SFのファンで、クリストファー・ノーランの映画が大好きです。

昨年公開された『インターステラー』は、公開時に劇場で鑑賞し、先日また別の劇場で35mmフィルム版が上映されたのを観に行ってきました。ノーラン好きになったきっかけとなった映画が、2010年公開の『インセプション』です。とにかく設定にしびれました。

他人の夢(潜在意識)に忍び込んで「アイデア」を盗む産業スパイのコブ(レオナルド・ディカプリオ)率いるチームが、日本人の大企業を経営するサイト-(渡辺謙)の依頼を受け、盗むのとは逆に、ライバル社の後継者の潜在意識に「会社の解体」というアイデアを「植え付ける」物語。

ディカプリオたちは、鎮静剤を使ってターゲットを眠らせ、自分たちも鎮静剤によって眠ることで潜在意識に潜り込み、夢の中でミッションを繰り広げます。

データ抜粋 →
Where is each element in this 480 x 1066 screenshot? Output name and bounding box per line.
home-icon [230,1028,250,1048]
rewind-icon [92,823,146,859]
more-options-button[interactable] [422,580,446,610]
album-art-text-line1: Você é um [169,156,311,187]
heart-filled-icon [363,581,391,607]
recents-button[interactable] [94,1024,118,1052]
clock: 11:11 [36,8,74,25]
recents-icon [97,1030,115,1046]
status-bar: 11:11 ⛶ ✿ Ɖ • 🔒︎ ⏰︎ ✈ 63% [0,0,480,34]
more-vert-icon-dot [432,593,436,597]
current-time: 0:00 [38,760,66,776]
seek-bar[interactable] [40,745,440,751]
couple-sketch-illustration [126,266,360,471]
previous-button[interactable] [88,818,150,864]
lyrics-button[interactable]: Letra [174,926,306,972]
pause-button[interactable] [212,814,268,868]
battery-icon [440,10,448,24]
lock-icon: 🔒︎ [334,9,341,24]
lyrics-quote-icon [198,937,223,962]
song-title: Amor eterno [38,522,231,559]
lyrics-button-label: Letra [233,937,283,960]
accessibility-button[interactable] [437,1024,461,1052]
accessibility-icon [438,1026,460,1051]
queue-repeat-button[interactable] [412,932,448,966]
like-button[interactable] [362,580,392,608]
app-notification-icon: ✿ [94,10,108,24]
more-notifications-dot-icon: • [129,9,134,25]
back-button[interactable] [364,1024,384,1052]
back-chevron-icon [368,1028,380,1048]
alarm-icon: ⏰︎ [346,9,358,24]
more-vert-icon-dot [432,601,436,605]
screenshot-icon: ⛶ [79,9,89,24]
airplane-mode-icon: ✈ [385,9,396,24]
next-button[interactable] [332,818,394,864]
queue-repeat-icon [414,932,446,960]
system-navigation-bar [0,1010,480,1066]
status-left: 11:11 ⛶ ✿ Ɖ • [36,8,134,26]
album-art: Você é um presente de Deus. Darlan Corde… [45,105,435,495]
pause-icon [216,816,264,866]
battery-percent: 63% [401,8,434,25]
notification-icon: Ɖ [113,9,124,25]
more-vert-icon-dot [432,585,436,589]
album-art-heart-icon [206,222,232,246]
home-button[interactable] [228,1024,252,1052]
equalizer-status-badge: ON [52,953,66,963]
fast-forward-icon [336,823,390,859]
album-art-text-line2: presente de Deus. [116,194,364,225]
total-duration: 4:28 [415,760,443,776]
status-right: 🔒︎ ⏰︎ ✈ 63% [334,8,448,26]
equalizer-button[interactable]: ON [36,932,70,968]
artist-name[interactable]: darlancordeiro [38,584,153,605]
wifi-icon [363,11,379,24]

課題の目的 →
『インセプション』についての文章を、最後の文の後から書き継げ。 上の各行は、『インセプション』についての文章とは無関係である。

課題の出力 →
夢の中でさらに夢を見ることも可能、物語の進展とともに彼らは潜在意識の深みにはまり込んでいきます。

おもしろいのは、登場人物たちが夢から醒める方法。
起きて見張りをしている仲間が、特定のタイミングでコブたちを「落とす」ことで強制的に目を覚まさせます。
つまり、平衡感覚に強い刺激を与えます。

これを見ていてふと思い出しました。
そう、意識はなくても、平衡感覚は24時間作動しています。
耳の奥の奥、内耳にある装置が常に体の傾きや動きをモニターしています。

立つことも歩くことも、生まれてから死ぬまで、生活のあらゆる動作がこの平衡感覚によって正しくバランスを取ることを前提としています。寝ているときも、体は「横たわっている」という情報を受け取っています。
そして情報を受け取った体は、反射的に体の向きを調節しています。
つまり、平衡感覚に関しては「考える」余地などありません。

この平衡感覚の不調が、めまいなどの症状として現れてきます。
突然の平衡感覚の乱れは、まさに夢から覚めるほどの衝撃を人に与えます。
これが日常的に起これば、当然その負担もとてつもなく大きい。

このようなめまいの患者さんも日々治療しています。
反応点治療では、耳周辺の「内耳点」に鍼を打ち、ローラーをかけ、自宅でのケアも指導します。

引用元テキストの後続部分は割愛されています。